**OBJECTIVE**. Scan the material below for lines with the word "походе" and report how many there are, with nothing added.

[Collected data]
-- start --

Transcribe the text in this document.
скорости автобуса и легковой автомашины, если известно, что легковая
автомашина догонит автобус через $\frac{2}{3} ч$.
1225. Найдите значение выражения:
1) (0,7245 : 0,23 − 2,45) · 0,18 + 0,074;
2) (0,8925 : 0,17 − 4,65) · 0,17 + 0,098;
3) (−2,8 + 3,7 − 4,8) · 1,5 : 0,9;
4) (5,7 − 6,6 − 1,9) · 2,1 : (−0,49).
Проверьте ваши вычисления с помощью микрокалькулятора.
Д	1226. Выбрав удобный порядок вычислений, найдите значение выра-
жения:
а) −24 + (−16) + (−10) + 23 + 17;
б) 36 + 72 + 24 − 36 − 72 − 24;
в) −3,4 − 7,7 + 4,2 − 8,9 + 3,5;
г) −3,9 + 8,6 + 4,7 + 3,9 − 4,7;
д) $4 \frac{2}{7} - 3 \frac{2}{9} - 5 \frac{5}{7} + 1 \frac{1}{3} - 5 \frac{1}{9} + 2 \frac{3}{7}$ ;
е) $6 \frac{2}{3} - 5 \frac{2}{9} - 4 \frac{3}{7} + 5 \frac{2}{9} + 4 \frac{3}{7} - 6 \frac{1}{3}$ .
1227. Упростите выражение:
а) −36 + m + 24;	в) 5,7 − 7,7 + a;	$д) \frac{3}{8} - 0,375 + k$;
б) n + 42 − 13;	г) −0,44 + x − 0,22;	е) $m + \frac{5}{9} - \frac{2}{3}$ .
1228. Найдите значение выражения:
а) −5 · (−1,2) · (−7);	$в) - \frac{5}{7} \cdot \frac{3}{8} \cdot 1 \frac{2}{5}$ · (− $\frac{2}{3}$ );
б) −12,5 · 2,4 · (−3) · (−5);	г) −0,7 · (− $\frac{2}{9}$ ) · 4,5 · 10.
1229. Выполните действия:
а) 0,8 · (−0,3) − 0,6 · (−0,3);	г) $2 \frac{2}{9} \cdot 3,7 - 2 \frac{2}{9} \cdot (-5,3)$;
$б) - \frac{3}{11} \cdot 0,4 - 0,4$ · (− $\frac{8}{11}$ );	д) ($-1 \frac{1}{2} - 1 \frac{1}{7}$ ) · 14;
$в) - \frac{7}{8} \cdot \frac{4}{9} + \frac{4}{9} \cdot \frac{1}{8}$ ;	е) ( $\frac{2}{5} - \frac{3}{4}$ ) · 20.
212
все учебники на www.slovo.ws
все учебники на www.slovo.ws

-- end --
-- start --

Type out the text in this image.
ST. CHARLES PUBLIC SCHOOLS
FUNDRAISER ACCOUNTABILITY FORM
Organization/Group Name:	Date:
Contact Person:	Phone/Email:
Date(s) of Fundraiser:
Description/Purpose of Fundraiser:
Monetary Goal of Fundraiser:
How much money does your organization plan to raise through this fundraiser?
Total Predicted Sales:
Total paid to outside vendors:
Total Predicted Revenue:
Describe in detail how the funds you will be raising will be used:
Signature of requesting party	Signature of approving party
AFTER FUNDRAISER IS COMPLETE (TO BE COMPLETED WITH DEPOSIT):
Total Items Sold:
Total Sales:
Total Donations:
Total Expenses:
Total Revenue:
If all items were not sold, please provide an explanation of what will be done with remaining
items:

-- end --
-- start --

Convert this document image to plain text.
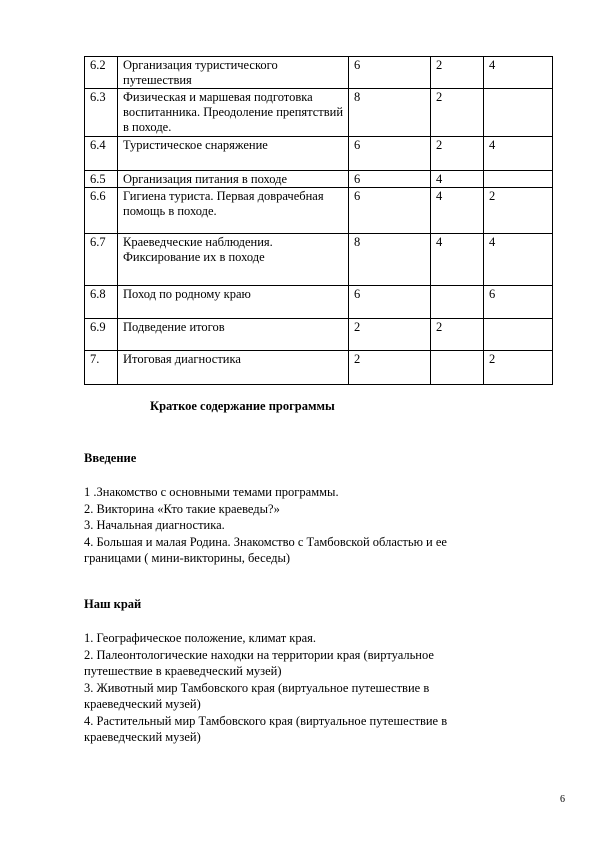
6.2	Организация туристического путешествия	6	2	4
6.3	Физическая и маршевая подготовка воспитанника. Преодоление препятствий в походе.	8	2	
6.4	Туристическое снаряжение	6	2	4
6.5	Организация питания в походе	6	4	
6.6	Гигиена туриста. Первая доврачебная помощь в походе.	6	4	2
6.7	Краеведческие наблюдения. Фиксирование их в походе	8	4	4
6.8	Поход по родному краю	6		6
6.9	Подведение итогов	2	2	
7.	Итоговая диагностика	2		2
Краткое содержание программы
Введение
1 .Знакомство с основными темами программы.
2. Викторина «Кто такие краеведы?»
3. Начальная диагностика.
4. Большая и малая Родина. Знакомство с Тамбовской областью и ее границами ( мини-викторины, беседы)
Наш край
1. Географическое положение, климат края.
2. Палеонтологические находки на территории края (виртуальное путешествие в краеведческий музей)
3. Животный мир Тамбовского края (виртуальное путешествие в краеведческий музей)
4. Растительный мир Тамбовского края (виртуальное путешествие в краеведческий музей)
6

-- end --

**SOLUTION TO THIS EXERCISE**. 4